▶ **The task**
Without the pictures, set down the records below word for word.

▶ **Dataset**
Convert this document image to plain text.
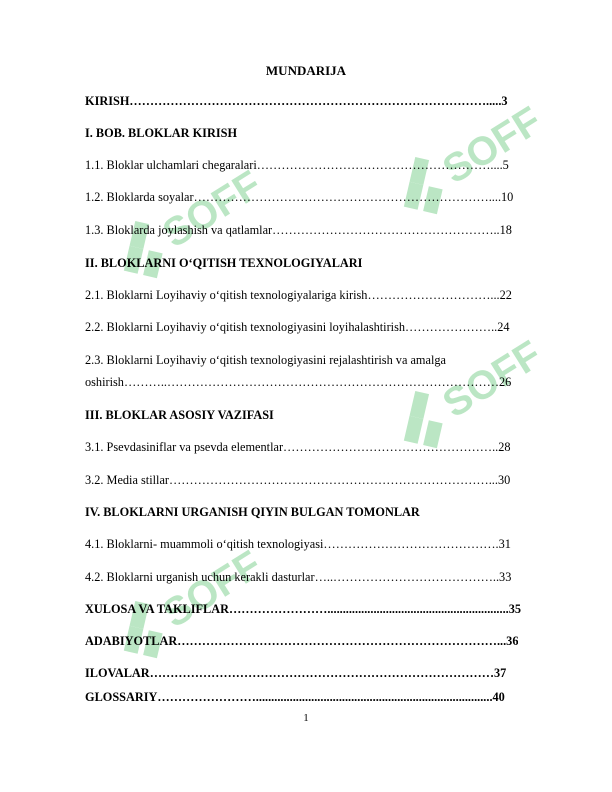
SOFF
SOFF
SOFF
SOFF
MUNDARIJA
KIRISH…………………………………………………………………………….....3
I. BOB. BLOKLAR KIRISH
1.1. Bloklar ulchamlari chegaralari…………………………………………………....5
1.2. Bloklarda soyalar………………………………………………………………....10
1.3. Bloklarda joylashish va qatlamlar………………………………………………..18
II. BLOKLARNI O‘QITISH TEXNOLOGIYALARI
2.1. Bloklarni Loyihaviy o‘qitish texnologiyalariga kirish…………………………...22
2.2. Bloklarni Loyihaviy o‘qitish texnologiyasini loyihalashtirish…………………..24
2.3. Bloklarni Loyihaviy o‘qitish texnologiyasini rejalashtirish va amalga
oshirish………..………………………………………………………………………26
III. BLOKLAR ASOSIY VAZIFASI
3.1. Psevdasiniflar va psevda elementlar……………………………………………..28
3.2. Media stillar……………………………………………………………………...30
IV. BLOKLARNI URGANISH QIYIN BULGAN TOMONLAR
4.1. Bloklarni- muammoli o‘qitish texnologiyasi…………………………………….31
4.2. Bloklarni urganish uchun kerakli dasturlar…..…………………………………..33
XULOSA VA TAKLIFLAR……………………...........................................................35
ADABIYOTLAR……………………………………………………………………...36
ILOVALAR…………………………………………………………………………37
GLOSSARIY…………………….............................................................................40
1
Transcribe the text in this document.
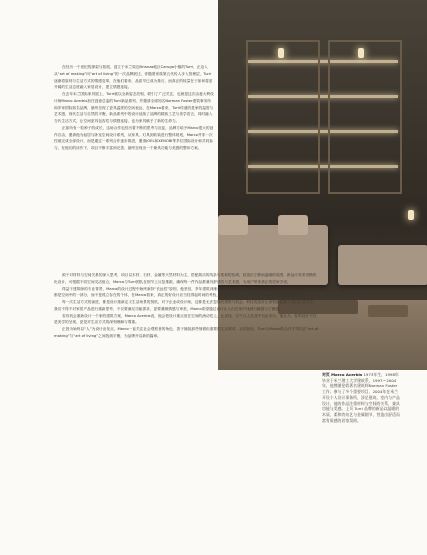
在经历一个世纪的探索与拓展，创立于米兰周边Brianza地区Carugo小镇的Turri，正迈入从“art of making”向“art of living”的一次品牌跃迁，伴随着家族第五代传人步入管理层，Turri逐渐将原则与生活方式的情感变革，在他们看来，品质早已成为基石，而真正的较量在于如何将更开阔的生活态度融入家居设计，建立情感连接。

在去年米兰国际家具展上，Turri就以全新姿态亮相，联引了广泛关注，也就是这次由意大利设计师Marco Acerbis担任创意总监的Turri新品系列，并邀请全球知名Norman Foster建筑事务所和多家国际知名品牌，最终呈现了更具温度的空间表达，在Marco看来，Turri传递的是家的温度与艺术感，现代生活与自然的平衡，新品系列中的设计延续了品牌的精致工艺与美学语言，同时融入当代生活方式，让空间更具包容性与情感连接，也为家具赋予了新的生命力。

正如所有一粒种子的成长，这场合作也经历着不断的思考与沉淀，品牌方给予Marco很大的创作自由，邀请他为起居与卧室空间设计系列，从家具、灯具到软装进行整体规划，Marco并非一次性地完成全部设计，而是通过一系列合作逐步推进，邀请JOEL和XENOBI等多位国际设计师共同参与，在他们的协作下，项目不断丰富和完善，最终呈现出一个兼具功能与美感的整体方案。

源于对材料与空间关系的深入思考，项目以木材、石材、金属等天然材料为主，搭配简洁的线条与柔和的色调，营造出宁静而温暖的氛围，新品沙发采用模块化设计，可根据不同空间灵活组合，Marco与Turri团队在细节上反复推敲，确保每一件作品都兼具舒适性与艺术感，为用户带来真正的居家享受。

得益于建筑师的专业背景，Marco的设计过程中始终秉持“长远性”原则，他坚信，多年建筑训练带来的最大影响是他总在关注人与空间之间的关系，每件家具都是空间中的一部分，而不是孤立存在的个体，在Marco看来，真正的好设计应当经得起时间的考验，不受潮流左右，这也是他与Turri理念相契合的地方。

每一次生活方式的演进，都是设计重新定义生活场景的契机，对于企业或设计师，这都是无法忽视的观察与机会，科技的进步正深刻改变着人们的生活方式，我们不得不对家居产品进行重新思考，不仅要满足功能需求，更要兼顾情感与审美，Marco希望通过设计让人们在家中找到归属感与宁静感。

若有机会重新设计一个家的建筑方案，Marco Acerbis说，他会把设计重点放在空间的流动性上，让光线、空气与人在其中自由穿行，他认为，好的设计不仅是美学的呈现，更是对生活方式的深刻理解与尊重。

正因为始终以“人”为设计出发点，Marco一直关注社会观察者的角色，善于捕捉那些细微但重要的生活需求，正因如此，Turri与Marco的合作才得以在“art of making”与“art of living”之间找到平衡，为品牌开启新的篇章。

对页 Marco Acerbis 1973年生，1998年毕业于米兰理工大学建筑系，1997～2004年，他曾随伦敦著名建筑师Norman Foster工作，参与了多个重要项目，2004年在米兰开设个人设计事务所，涉足建筑、室内与产品设计，他的作品注重材料与空间的关系，兼具功能与美感。上页 Turri 品牌的新品以温暖的木质、柔和的布艺与金属细节，营造出舒适而富有质感的居家氛围。
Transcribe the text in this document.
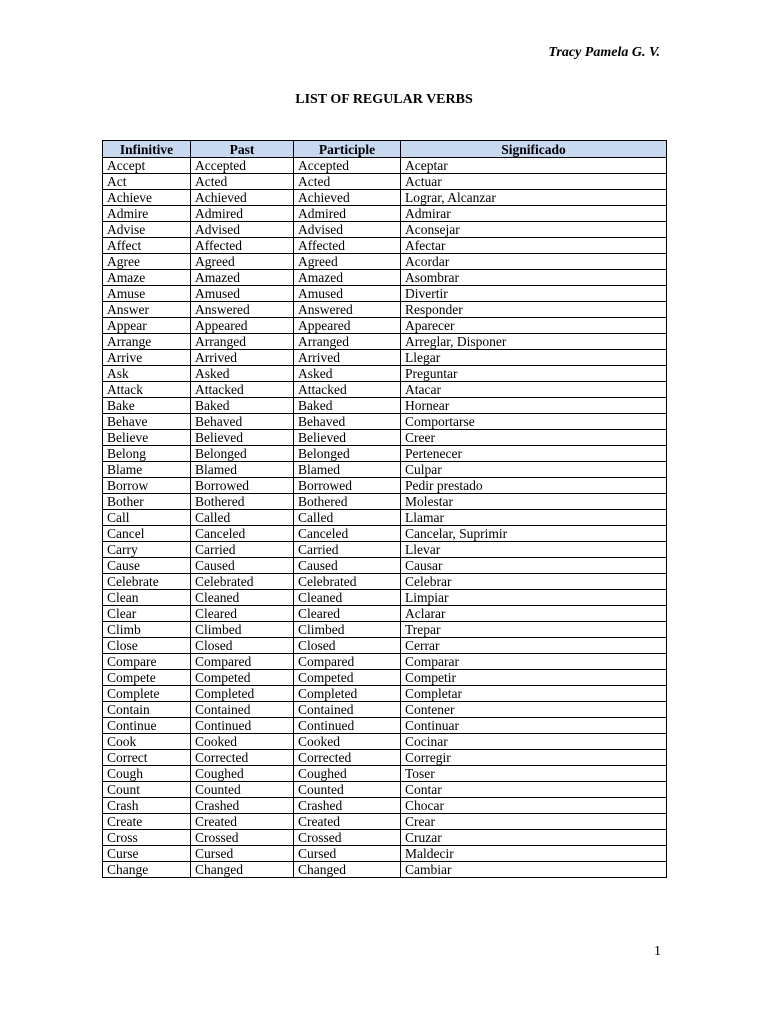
Tracy Pamela G. V.
LIST OF REGULAR VERBS
Infinitive	Past	Participle	Significado
Accept	Accepted	Accepted	Aceptar
Act	Acted	Acted	Actuar
Achieve	Achieved	Achieved	Lograr, Alcanzar
Admire	Admired	Admired	Admirar
Advise	Advised	Advised	Aconsejar
Affect	Affected	Affected	Afectar
Agree	Agreed	Agreed	Acordar
Amaze	Amazed	Amazed	Asombrar
Amuse	Amused	Amused	Divertir
Answer	Answered	Answered	Responder
Appear	Appeared	Appeared	Aparecer
Arrange	Arranged	Arranged	Arreglar, Disponer
Arrive	Arrived	Arrived	Llegar
Ask	Asked	Asked	Preguntar
Attack	Attacked	Attacked	Atacar
Bake	Baked	Baked	Hornear
Behave	Behaved	Behaved	Comportarse
Believe	Believed	Believed	Creer
Belong	Belonged	Belonged	Pertenecer
Blame	Blamed	Blamed	Culpar
Borrow	Borrowed	Borrowed	Pedir prestado
Bother	Bothered	Bothered	Molestar
Call	Called	Called	Llamar
Cancel	Canceled	Canceled	Cancelar, Suprimir
Carry	Carried	Carried	Llevar
Cause	Caused	Caused	Causar
Celebrate	Celebrated	Celebrated	Celebrar
Clean	Cleaned	Cleaned	Limpiar
Clear	Cleared	Cleared	Aclarar
Climb	Climbed	Climbed	Trepar
Close	Closed	Closed	Cerrar
Compare	Compared	Compared	Comparar
Compete	Competed	Competed	Competir
Complete	Completed	Completed	Completar
Contain	Contained	Contained	Contener
Continue	Continued	Continued	Continuar
Cook	Cooked	Cooked	Cocinar
Correct	Corrected	Corrected	Corregir
Cough	Coughed	Coughed	Toser
Count	Counted	Counted	Contar
Crash	Crashed	Crashed	Chocar
Create	Created	Created	Crear
Cross	Crossed	Crossed	Cruzar
Curse	Cursed	Cursed	Maldecir
Change	Changed	Changed	Cambiar
1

▶ **Task output**
Convert this document image to plain text.
SOFF
SOFF
SOFF
SOFF
MUNDARIJA
KIRISH…………………………………………………………………………….....3
I. BOB. BLOKLAR KIRISH
1.1. Bloklar ulchamlari chegaralari…………………………………………………....5
1.2. Bloklarda soyalar………………………………………………………………....10
1.3. Bloklarda joylashish va qatlamlar………………………………………………..18
II. BLOKLARNI O‘QITISH TEXNOLOGIYALARI
2.1. Bloklarni Loyihaviy o‘qitish texnologiyalariga kirish…………………………...22
2.2. Bloklarni Loyihaviy o‘qitish texnologiyasini loyihalashtirish…………………..24
2.3. Bloklarni Loyihaviy o‘qitish texnologiyasini rejalashtirish va amalga
oshirish………..………………………………………………………………………26
III. BLOKLAR ASOSIY VAZIFASI
3.1. Psevdasiniflar va psevda elementlar……………………………………………..28
3.2. Media stillar……………………………………………………………………...30
IV. BLOKLARNI URGANISH QIYIN BULGAN TOMONLAR
4.1. Bloklarni- muammoli o‘qitish texnologiyasi…………………………………….31
4.2. Bloklarni urganish uchun kerakli dasturlar…..…………………………………..33
XULOSA VA TAKLIFLAR……………………...........................................................35
ADABIYOTLAR……………………………………………………………………...36
ILOVALAR…………………………………………………………………………37
GLOSSARIY…………………….............................................................................40
1
Transcribe the text in this document.
在经历一个世纪的探索与拓展，创立于米兰周边Brianza地区Carugo小镇的Turri，正迈入从“art of making”向“art of living”的一次品牌跃迁，伴随着家族第五代传人步入管理层，Turri逐渐将原则与生活方式的情感变革，在他们看来，品质早已成为基石，而真正的较量在于如何将更开阔的生活态度融入家居设计，建立情感连接。

在去年米兰国际家具展上，Turri就以全新姿态亮相，联引了广泛关注，也就是这次由意大利设计师Marco Acerbis担任创意总监的Turri新品系列，并邀请全球知名Norman Foster建筑事务所和多家国际知名品牌，最终呈现了更具温度的空间表达，在Marco看来，Turri传递的是家的温度与艺术感，现代生活与自然的平衡，新品系列中的设计延续了品牌的精致工艺与美学语言，同时融入当代生活方式，让空间更具包容性与情感连接，也为家具赋予了新的生命力。

正如所有一粒种子的成长，这场合作也经历着不断的思考与沉淀，品牌方给予Marco很大的创作自由，邀请他为起居与卧室空间设计系列，从家具、灯具到软装进行整体规划，Marco并非一次性地完成全部设计，而是通过一系列合作逐步推进，邀请JOEL和XENOBI等多位国际设计师共同参与，在他们的协作下，项目不断丰富和完善，最终呈现出一个兼具功能与美感的整体方案。

源于对材料与空间关系的深入思考，项目以木材、石材、金属等天然材料为主，搭配简洁的线条与柔和的色调，营造出宁静而温暖的氛围，新品沙发采用模块化设计，可根据不同空间灵活组合，Marco与Turri团队在细节上反复推敲，确保每一件作品都兼具舒适性与艺术感，为用户带来真正的居家享受。

得益于建筑师的专业背景，Marco的设计过程中始终秉持“长远性”原则，他坚信，多年建筑训练带来的最大影响是他总在关注人与空间之间的关系，每件家具都是空间中的一部分，而不是孤立存在的个体，在Marco看来，真正的好设计应当经得起时间的考验，不受潮流左右，这也是他与Turri理念相契合的地方。

每一次生活方式的演进，都是设计重新定义生活场景的契机，对于企业或设计师，这都是无法忽视的观察与机会，科技的进步正深刻改变着人们的生活方式，我们不得不对家居产品进行重新思考，不仅要满足功能需求，更要兼顾情感与审美，Marco希望通过设计让人们在家中找到归属感与宁静感。

若有机会重新设计一个家的建筑方案，Marco Acerbis说，他会把设计重点放在空间的流动性上，让光线、空气与人在其中自由穿行，他认为，好的设计不仅是美学的呈现，更是对生活方式的深刻理解与尊重。

正因为始终以“人”为设计出发点，Marco一直关注社会观察者的角色，善于捕捉那些细微但重要的生活需求，正因如此，Turri与Marco的合作才得以在“art of making”与“art of living”之间找到平衡，为品牌开启新的篇章。

对页 Marco Acerbis 1973年生，1998年毕业于米兰理工大学建筑系，1997～2004年，他曾随伦敦著名建筑师Norman Foster工作，参与了多个重要项目，2004年在米兰开设个人设计事务所，涉足建筑、室内与产品设计，他的作品注重材料与空间的关系，兼具功能与美感。上页 Turri 品牌的新品以温暖的木质、柔和的布艺与金属细节，营造出舒适而富有质感的居家氛围。
Transcribe the text in this document.
Tracy Pamela G. V.
LIST OF REGULAR VERBS
Infinitive	Past	Participle	Significado
Accept	Accepted	Accepted	Aceptar
Act	Acted	Acted	Actuar
Achieve	Achieved	Achieved	Lograr, Alcanzar
Admire	Admired	Admired	Admirar
Advise	Advised	Advised	Aconsejar
Affect	Affected	Affected	Afectar
Agree	Agreed	Agreed	Acordar
Amaze	Amazed	Amazed	Asombrar
Amuse	Amused	Amused	Divertir
Answer	Answered	Answered	Responder
Appear	Appeared	Appeared	Aparecer
Arrange	Arranged	Arranged	Arreglar, Disponer
Arrive	Arrived	Arrived	Llegar
Ask	Asked	Asked	Preguntar
Attack	Attacked	Attacked	Atacar
Bake	Baked	Baked	Hornear
Behave	Behaved	Behaved	Comportarse
Believe	Believed	Believed	Creer
Belong	Belonged	Belonged	Pertenecer
Blame	Blamed	Blamed	Culpar
Borrow	Borrowed	Borrowed	Pedir prestado
Bother	Bothered	Bothered	Molestar
Call	Called	Called	Llamar
Cancel	Canceled	Canceled	Cancelar, Suprimir
Carry	Carried	Carried	Llevar
Cause	Caused	Caused	Causar
Celebrate	Celebrated	Celebrated	Celebrar
Clean	Cleaned	Cleaned	Limpiar
Clear	Cleared	Cleared	Aclarar
Climb	Climbed	Climbed	Trepar
Close	Closed	Closed	Cerrar
Compare	Compared	Compared	Comparar
Compete	Competed	Competed	Competir
Complete	Completed	Completed	Completar
Contain	Contained	Contained	Contener
Continue	Continued	Continued	Continuar
Cook	Cooked	Cooked	Cocinar
Correct	Corrected	Corrected	Corregir
Cough	Coughed	Coughed	Toser
Count	Counted	Counted	Contar
Crash	Crashed	Crashed	Chocar
Create	Created	Created	Crear
Cross	Crossed	Crossed	Cruzar
Curse	Cursed	Cursed	Maldecir
Change	Changed	Changed	Cambiar
1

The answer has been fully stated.